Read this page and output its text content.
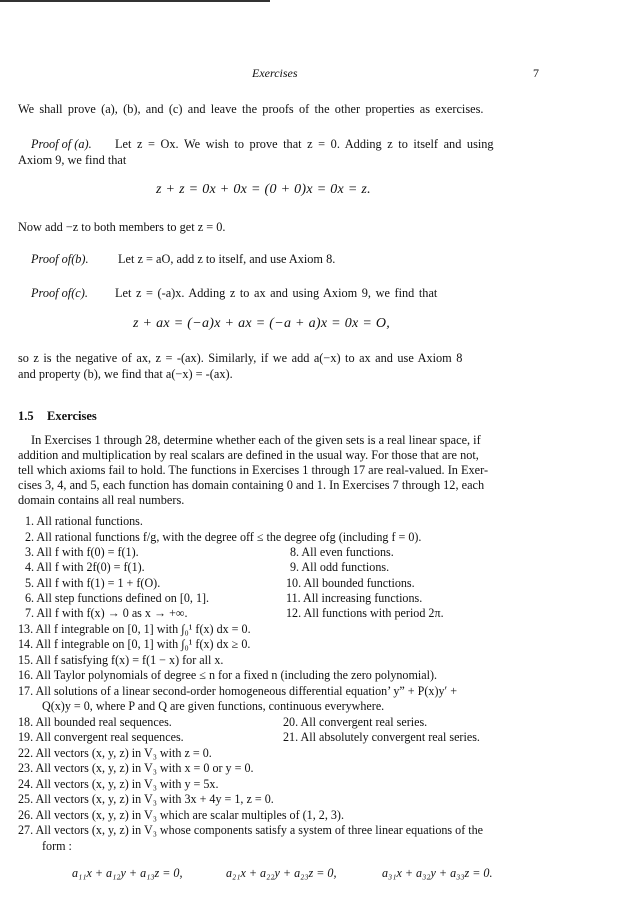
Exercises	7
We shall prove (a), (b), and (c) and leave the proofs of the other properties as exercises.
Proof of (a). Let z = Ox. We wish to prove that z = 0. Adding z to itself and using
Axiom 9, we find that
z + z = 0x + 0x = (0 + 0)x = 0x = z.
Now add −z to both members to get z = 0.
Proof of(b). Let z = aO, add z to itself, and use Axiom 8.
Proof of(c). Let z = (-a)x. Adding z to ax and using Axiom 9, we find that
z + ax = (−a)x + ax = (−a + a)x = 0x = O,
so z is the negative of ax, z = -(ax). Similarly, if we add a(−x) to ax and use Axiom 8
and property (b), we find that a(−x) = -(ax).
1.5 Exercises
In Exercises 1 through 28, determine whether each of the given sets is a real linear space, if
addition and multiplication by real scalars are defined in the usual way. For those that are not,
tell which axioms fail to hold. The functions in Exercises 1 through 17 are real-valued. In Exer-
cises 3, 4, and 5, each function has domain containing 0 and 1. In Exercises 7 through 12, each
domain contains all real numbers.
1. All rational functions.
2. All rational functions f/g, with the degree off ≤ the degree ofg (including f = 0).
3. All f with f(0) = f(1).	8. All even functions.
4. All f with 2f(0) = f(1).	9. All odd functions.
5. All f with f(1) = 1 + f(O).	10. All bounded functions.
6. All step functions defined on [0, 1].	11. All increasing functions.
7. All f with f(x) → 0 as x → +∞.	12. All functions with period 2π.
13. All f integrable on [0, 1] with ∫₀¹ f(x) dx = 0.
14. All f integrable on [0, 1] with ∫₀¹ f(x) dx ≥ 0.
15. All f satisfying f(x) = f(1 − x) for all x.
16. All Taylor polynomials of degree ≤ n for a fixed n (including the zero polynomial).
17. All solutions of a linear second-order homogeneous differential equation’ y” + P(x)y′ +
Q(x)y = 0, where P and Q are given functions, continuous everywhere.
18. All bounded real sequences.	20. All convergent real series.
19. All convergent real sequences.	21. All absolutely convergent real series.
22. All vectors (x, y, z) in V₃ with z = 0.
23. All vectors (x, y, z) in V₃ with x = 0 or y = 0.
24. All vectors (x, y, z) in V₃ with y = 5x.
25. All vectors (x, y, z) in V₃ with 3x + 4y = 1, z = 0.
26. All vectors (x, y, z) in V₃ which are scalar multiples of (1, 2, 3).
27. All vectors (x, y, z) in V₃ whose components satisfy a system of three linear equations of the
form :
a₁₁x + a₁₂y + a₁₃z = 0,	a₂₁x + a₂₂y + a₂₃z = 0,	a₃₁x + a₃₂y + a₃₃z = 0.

...

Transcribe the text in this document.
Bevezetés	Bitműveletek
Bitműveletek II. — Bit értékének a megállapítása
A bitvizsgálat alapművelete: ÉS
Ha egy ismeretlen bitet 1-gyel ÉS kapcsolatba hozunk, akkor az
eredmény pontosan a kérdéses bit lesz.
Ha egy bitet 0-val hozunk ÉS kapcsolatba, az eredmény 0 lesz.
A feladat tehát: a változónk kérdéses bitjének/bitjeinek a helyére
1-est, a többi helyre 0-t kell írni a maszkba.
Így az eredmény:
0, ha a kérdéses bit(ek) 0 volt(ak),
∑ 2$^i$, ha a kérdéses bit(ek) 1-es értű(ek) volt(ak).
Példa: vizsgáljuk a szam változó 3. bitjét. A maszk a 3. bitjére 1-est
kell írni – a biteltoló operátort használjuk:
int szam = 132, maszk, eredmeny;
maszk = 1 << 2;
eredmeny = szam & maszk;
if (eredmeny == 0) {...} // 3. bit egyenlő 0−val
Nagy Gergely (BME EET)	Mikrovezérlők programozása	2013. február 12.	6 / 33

---

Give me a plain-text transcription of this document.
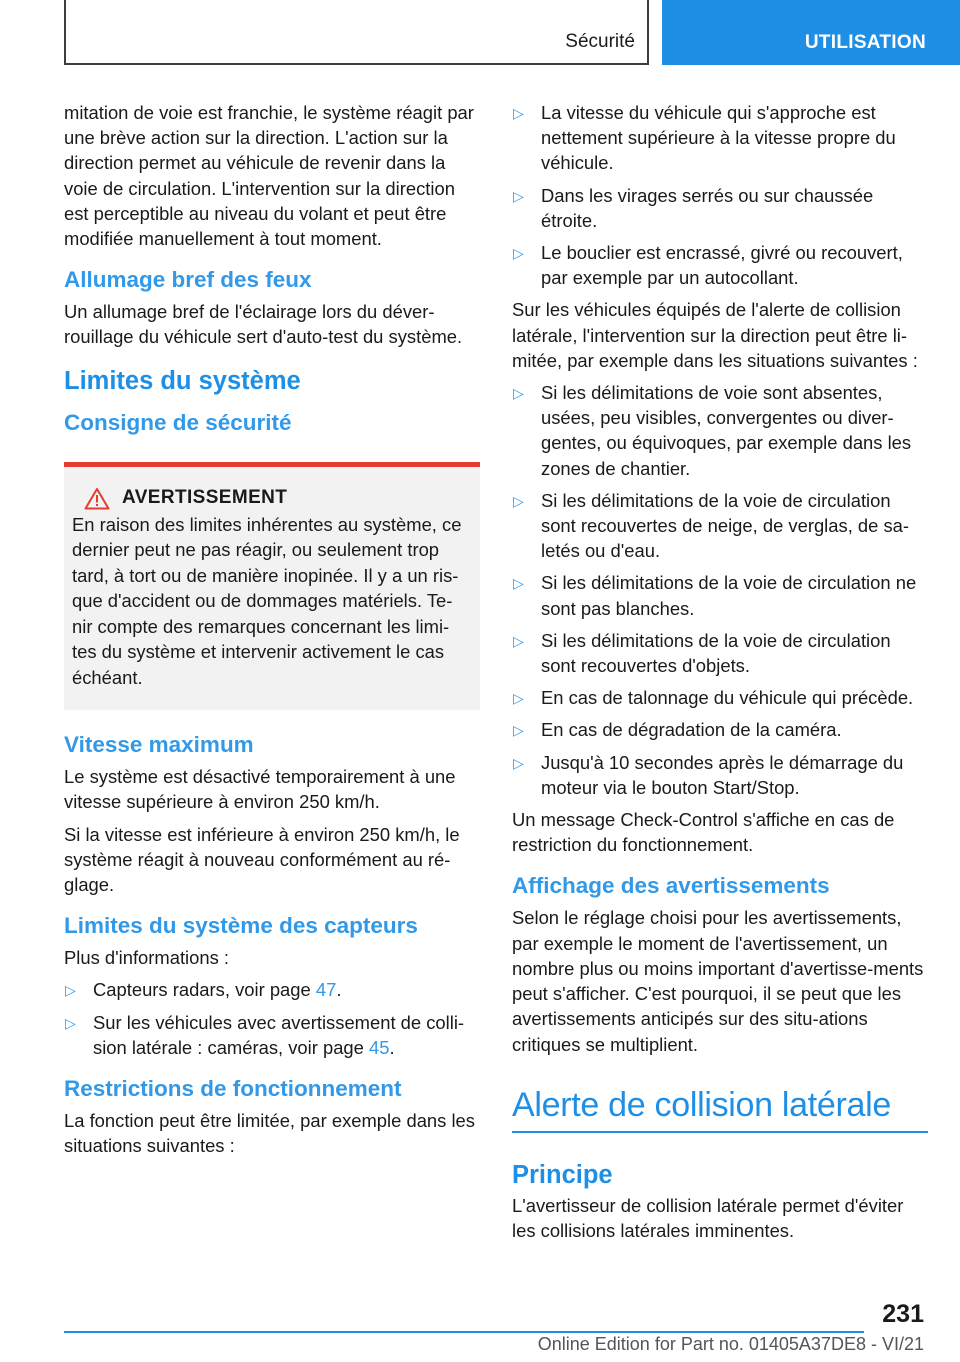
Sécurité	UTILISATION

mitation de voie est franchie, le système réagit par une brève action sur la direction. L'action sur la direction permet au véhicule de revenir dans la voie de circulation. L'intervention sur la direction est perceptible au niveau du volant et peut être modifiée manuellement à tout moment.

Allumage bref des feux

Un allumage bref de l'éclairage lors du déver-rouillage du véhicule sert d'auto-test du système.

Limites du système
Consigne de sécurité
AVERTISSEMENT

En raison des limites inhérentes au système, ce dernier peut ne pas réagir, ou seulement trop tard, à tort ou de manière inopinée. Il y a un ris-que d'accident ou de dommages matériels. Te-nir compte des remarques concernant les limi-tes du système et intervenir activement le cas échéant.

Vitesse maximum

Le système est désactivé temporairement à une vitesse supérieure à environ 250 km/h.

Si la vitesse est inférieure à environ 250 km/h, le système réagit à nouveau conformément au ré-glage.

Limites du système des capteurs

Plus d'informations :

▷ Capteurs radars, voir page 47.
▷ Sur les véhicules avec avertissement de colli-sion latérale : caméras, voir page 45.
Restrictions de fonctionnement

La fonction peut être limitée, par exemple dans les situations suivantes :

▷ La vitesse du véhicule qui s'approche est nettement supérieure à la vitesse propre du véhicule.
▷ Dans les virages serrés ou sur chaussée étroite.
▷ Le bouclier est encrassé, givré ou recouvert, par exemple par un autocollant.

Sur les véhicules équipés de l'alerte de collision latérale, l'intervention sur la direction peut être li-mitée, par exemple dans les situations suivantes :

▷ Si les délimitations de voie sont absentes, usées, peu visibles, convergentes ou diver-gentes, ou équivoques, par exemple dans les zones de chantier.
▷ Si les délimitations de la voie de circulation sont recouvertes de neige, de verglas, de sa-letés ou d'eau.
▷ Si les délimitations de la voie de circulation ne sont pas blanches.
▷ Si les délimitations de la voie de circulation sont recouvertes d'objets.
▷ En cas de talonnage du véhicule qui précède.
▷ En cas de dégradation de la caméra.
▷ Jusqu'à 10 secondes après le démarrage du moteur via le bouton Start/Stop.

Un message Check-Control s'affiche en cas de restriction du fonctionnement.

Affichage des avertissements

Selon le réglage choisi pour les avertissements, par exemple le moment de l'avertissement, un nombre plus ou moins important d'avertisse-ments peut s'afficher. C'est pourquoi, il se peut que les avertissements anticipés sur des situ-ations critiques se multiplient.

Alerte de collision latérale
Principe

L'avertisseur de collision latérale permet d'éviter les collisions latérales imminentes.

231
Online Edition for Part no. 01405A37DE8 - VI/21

## Given request
Copy out each line of the records that holds the string "this".

## In response
Read this page and output its text content.
Transcribe the text in this document.
Give me a plain-text transcription of this document.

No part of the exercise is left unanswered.